Data for this exercise:
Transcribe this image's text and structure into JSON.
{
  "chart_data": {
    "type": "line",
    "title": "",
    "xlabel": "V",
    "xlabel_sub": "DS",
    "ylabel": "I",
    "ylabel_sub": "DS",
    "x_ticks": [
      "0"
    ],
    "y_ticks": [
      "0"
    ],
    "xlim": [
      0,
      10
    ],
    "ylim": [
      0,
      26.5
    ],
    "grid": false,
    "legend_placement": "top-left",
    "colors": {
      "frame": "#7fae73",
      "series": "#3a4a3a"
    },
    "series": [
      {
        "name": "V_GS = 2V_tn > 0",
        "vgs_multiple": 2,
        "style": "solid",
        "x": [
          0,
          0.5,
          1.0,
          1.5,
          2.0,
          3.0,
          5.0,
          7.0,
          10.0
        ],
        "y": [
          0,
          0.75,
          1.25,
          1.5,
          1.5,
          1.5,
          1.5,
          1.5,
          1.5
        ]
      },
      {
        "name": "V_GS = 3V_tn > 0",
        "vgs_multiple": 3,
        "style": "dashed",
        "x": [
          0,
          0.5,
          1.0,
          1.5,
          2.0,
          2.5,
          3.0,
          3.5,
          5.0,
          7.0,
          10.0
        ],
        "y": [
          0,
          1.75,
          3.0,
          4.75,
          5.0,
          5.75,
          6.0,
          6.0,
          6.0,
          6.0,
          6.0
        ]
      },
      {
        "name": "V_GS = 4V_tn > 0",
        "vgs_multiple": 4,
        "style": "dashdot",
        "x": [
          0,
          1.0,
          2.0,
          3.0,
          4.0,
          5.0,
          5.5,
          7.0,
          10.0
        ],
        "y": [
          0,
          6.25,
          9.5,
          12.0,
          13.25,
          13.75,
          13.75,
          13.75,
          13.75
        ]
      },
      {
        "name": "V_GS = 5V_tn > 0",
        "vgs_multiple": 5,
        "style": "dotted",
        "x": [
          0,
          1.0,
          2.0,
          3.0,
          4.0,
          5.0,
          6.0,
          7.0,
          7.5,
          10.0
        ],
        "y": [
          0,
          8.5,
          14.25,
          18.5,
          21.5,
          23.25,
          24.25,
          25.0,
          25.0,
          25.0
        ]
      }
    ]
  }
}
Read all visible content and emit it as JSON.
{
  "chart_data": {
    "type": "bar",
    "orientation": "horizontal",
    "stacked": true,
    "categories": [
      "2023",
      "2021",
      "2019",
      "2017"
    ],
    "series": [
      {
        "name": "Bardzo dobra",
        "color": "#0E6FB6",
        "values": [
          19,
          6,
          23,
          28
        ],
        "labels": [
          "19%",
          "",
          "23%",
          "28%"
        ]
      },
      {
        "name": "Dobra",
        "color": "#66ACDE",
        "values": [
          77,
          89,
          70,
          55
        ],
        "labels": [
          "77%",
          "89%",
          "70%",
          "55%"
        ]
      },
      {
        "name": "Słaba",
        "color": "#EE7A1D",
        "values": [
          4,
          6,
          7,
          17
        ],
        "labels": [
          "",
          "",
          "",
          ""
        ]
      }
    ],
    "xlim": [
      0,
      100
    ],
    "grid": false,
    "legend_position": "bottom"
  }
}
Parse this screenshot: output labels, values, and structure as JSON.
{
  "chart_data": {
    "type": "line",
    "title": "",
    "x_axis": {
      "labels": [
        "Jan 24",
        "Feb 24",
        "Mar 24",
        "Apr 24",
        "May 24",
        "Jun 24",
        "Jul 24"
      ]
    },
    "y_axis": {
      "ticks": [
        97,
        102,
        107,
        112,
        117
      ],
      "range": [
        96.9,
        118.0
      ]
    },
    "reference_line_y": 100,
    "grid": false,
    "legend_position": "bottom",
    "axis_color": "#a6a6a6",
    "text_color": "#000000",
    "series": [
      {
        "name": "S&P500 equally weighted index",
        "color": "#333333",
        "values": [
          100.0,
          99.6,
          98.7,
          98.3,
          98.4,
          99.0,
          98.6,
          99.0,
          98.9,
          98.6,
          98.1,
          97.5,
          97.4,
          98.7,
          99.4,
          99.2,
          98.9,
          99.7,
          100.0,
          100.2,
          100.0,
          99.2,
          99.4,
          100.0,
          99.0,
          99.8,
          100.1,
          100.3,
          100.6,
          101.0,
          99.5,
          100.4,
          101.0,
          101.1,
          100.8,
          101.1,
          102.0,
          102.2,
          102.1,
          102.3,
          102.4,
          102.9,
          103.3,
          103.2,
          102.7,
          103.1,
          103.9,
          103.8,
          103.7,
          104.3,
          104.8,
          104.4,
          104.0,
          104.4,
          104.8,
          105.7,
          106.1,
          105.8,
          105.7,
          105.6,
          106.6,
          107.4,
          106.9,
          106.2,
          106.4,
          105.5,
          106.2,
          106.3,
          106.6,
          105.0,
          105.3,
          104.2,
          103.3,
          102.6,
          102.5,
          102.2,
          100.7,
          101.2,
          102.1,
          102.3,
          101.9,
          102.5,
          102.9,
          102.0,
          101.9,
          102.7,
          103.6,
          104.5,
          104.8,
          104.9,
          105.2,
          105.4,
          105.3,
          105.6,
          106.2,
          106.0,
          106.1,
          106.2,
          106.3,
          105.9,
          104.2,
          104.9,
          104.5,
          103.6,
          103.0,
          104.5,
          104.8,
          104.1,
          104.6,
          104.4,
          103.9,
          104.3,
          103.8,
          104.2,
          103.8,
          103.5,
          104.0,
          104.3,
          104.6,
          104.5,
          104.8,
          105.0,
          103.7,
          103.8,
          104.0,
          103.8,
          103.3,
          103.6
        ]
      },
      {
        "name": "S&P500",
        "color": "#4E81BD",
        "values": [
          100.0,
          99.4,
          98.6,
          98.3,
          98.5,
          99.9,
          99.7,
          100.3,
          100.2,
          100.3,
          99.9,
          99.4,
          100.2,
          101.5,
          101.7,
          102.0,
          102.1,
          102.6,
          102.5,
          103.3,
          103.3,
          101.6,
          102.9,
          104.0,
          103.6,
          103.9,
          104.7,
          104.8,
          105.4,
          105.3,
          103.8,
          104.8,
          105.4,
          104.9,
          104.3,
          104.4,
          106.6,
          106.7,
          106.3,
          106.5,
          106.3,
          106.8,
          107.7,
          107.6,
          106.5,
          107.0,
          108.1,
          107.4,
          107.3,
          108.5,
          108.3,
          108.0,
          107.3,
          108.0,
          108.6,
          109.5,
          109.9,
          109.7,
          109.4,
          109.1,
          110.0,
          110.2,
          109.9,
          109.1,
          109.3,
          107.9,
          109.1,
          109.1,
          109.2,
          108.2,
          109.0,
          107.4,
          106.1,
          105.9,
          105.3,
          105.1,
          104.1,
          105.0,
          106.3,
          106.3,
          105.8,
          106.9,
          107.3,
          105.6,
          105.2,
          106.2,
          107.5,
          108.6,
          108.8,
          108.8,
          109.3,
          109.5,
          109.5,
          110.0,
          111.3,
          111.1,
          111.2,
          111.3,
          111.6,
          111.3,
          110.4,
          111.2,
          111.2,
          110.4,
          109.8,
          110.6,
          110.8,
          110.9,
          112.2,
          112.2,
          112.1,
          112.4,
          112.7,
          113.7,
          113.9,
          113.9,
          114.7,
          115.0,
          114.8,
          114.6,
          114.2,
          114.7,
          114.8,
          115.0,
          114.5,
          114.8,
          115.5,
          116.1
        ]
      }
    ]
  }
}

Given instruction:
Repeat the records above exactly, from the first line to the last.

Right answer:
Transcribe this image's text and structure into JSON.
{
  "chart_data": {
    "type": "line",
    "title": "",
    "xlabel": "V",
    "xlabel_sub": "DS",
    "ylabel": "I",
    "ylabel_sub": "DS",
    "x_ticks": [
      "0"
    ],
    "y_ticks": [
      "0"
    ],
    "xlim": [
      0,
      10
    ],
    "ylim": [
      0,
      26.5
    ],
    "grid": false,
    "legend_placement": "top-left",
    "colors": {
      "frame": "#7fae73",
      "series": "#3a4a3a"
    },
    "series": [
      {
        "name": "V_GS = 2V_tn > 0",
        "vgs_multiple": 2,
        "style": "solid",
        "x": [
          0,
          0.5,
          1.0,
          1.5,
          2.0,
          3.0,
          5.0,
          7.0,
          10.0
        ],
        "y": [
          0,
          0.75,
          1.25,
          1.5,
          1.5,
          1.5,
          1.5,
          1.5,
          1.5
        ]
      },
      {
        "name": "V_GS = 3V_tn > 0",
        "vgs_multiple": 3,
        "style": "dashed",
        "x": [
          0,
          0.5,
          1.0,
          1.5,
          2.0,
          2.5,
          3.0,
          3.5,
          5.0,
          7.0,
          10.0
        ],
        "y": [
          0,
          1.75,
          3.0,
          4.75,
          5.0,
          5.75,
          6.0,
          6.0,
          6.0,
          6.0,
          6.0
        ]
      },
      {
        "name": "V_GS = 4V_tn > 0",
        "vgs_multiple": 4,
        "style": "dashdot",
        "x": [
          0,
          1.0,
          2.0,
          3.0,
          4.0,
          5.0,
          5.5,
          7.0,
          10.0
        ],
        "y": [
          0,
          6.25,
          9.5,
          12.0,
          13.25,
          13.75,
          13.75,
          13.75,
          13.75
        ]
      },
      {
        "name": "V_GS = 5V_tn > 0",
        "vgs_multiple": 5,
        "style": "dotted",
        "x": [
          0,
          1.0,
          2.0,
          3.0,
          4.0,
          5.0,
          6.0,
          7.0,
          7.5,
          10.0
        ],
        "y": [
          0,
          8.5,
          14.25,
          18.5,
          21.5,
          23.25,
          24.25,
          25.0,
          25.0,
          25.0
        ]
      }
    ]
  }
}
Read all visible content and emit it as JSON.
{
  "chart_data": {
    "type": "bar",
    "orientation": "horizontal",
    "stacked": true,
    "categories": [
      "2023",
      "2021",
      "2019",
      "2017"
    ],
    "series": [
      {
        "name": "Bardzo dobra",
        "color": "#0E6FB6",
        "values": [
          19,
          6,
          23,
          28
        ],
        "labels": [
          "19%",
          "",
          "23%",
          "28%"
        ]
      },
      {
        "name": "Dobra",
        "color": "#66ACDE",
        "values": [
          77,
          89,
          70,
          55
        ],
        "labels": [
          "77%",
          "89%",
          "70%",
          "55%"
        ]
      },
      {
        "name": "Słaba",
        "color": "#EE7A1D",
        "values": [
          4,
          6,
          7,
          17
        ],
        "labels": [
          "",
          "",
          "",
          ""
        ]
      }
    ],
    "xlim": [
      0,
      100
    ],
    "grid": false,
    "legend_position": "bottom"
  }
}
Parse this screenshot: output labels, values, and structure as JSON.
{
  "chart_data": {
    "type": "line",
    "title": "",
    "x_axis": {
      "labels": [
        "Jan 24",
        "Feb 24",
        "Mar 24",
        "Apr 24",
        "May 24",
        "Jun 24",
        "Jul 24"
      ]
    },
    "y_axis": {
      "ticks": [
        97,
        102,
        107,
        112,
        117
      ],
      "range": [
        96.9,
        118.0
      ]
    },
    "reference_line_y": 100,
    "grid": false,
    "legend_position": "bottom",
    "axis_color": "#a6a6a6",
    "text_color": "#000000",
    "series": [
      {
        "name": "S&P500 equally weighted index",
        "color": "#333333",
        "values": [
          100.0,
          99.6,
          98.7,
          98.3,
          98.4,
          99.0,
          98.6,
          99.0,
          98.9,
          98.6,
          98.1,
          97.5,
          97.4,
          98.7,
          99.4,
          99.2,
          98.9,
          99.7,
          100.0,
          100.2,
          100.0,
          99.2,
          99.4,
          100.0,
          99.0,
          99.8,
          100.1,
          100.3,
          100.6,
          101.0,
          99.5,
          100.4,
          101.0,
          101.1,
          100.8,
          101.1,
          102.0,
          102.2,
          102.1,
          102.3,
          102.4,
          102.9,
          103.3,
          103.2,
          102.7,
          103.1,
          103.9,
          103.8,
          103.7,
          104.3,
          104.8,
          104.4,
          104.0,
          104.4,
          104.8,
          105.7,
          106.1,
          105.8,
          105.7,
          105.6,
          106.6,
          107.4,
          106.9,
          106.2,
          106.4,
          105.5,
          106.2,
          106.3,
          106.6,
          105.0,
          105.3,
          104.2,
          103.3,
          102.6,
          102.5,
          102.2,
          100.7,
          101.2,
          102.1,
          102.3,
          101.9,
          102.5,
          102.9,
          102.0,
          101.9,
          102.7,
          103.6,
          104.5,
          104.8,
          104.9,
          105.2,
          105.4,
          105.3,
          105.6,
          106.2,
          106.0,
          106.1,
          106.2,
          106.3,
          105.9,
          104.2,
          104.9,
          104.5,
          103.6,
          103.0,
          104.5,
          104.8,
          104.1,
          104.6,
          104.4,
          103.9,
          104.3,
          103.8,
          104.2,
          103.8,
          103.5,
          104.0,
          104.3,
          104.6,
          104.5,
          104.8,
          105.0,
          103.7,
          103.8,
          104.0,
          103.8,
          103.3,
          103.6
        ]
      },
      {
        "name": "S&P500",
        "color": "#4E81BD",
        "values": [
          100.0,
          99.4,
          98.6,
          98.3,
          98.5,
          99.9,
          99.7,
          100.3,
          100.2,
          100.3,
          99.9,
          99.4,
          100.2,
          101.5,
          101.7,
          102.0,
          102.1,
          102.6,
          102.5,
          103.3,
          103.3,
          101.6,
          102.9,
          104.0,
          103.6,
          103.9,
          104.7,
          104.8,
          105.4,
          105.3,
          103.8,
          104.8,
          105.4,
          104.9,
          104.3,
          104.4,
          106.6,
          106.7,
          106.3,
          106.5,
          106.3,
          106.8,
          107.7,
          107.6,
          106.5,
          107.0,
          108.1,
          107.4,
          107.3,
          108.5,
          108.3,
          108.0,
          107.3,
          108.0,
          108.6,
          109.5,
          109.9,
          109.7,
          109.4,
          109.1,
          110.0,
          110.2,
          109.9,
          109.1,
          109.3,
          107.9,
          109.1,
          109.1,
          109.2,
          108.2,
          109.0,
          107.4,
          106.1,
          105.9,
          105.3,
          105.1,
          104.1,
          105.0,
          106.3,
          106.3,
          105.8,
          106.9,
          107.3,
          105.6,
          105.2,
          106.2,
          107.5,
          108.6,
          108.8,
          108.8,
          109.3,
          109.5,
          109.5,
          110.0,
          111.3,
          111.1,
          111.2,
          111.3,
          111.6,
          111.3,
          110.4,
          111.2,
          111.2,
          110.4,
          109.8,
          110.6,
          110.8,
          110.9,
          112.2,
          112.2,
          112.1,
          112.4,
          112.7,
          113.7,
          113.9,
          113.9,
          114.7,
          115.0,
          114.8,
          114.6,
          114.2,
          114.7,
          114.8,
          115.0,
          114.5,
          114.8,
          115.5,
          116.1
        ]
      }
    ]
  }
}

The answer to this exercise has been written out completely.